**Problem description**
Check every line of the entries that follow, and copy the ones containing "compensation".

**Provided material**

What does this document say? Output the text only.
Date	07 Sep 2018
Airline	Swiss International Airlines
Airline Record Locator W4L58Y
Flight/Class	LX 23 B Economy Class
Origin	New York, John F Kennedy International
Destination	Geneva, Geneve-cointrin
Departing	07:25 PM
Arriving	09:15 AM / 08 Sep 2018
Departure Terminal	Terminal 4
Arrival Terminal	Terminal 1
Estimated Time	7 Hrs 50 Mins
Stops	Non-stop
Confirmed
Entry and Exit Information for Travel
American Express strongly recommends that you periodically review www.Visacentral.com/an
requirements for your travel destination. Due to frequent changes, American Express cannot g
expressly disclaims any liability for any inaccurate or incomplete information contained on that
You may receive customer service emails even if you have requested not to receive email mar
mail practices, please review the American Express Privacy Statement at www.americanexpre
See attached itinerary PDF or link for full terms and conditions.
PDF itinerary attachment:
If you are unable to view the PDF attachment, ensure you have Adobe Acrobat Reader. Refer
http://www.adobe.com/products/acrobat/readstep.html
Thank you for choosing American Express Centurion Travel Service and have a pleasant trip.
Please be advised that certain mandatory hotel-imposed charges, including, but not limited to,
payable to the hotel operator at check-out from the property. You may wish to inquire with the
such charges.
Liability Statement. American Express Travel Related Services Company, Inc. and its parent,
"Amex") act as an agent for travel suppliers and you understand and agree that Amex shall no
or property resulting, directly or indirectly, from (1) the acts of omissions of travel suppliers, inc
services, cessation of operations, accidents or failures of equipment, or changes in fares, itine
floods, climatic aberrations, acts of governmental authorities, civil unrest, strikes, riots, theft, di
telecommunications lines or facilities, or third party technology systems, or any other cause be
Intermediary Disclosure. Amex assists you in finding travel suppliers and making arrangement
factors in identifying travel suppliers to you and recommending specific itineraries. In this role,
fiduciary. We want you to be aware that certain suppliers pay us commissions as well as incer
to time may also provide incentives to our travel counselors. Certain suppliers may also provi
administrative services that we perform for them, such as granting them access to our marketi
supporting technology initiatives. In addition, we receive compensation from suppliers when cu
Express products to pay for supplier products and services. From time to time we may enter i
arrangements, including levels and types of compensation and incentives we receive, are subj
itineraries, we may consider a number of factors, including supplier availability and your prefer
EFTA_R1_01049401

**Solution**
supporting technology initiatives. In addition, we receive compensation from suppliers when cu
arrangements, including levels and types of compensation and incentives we receive, are subj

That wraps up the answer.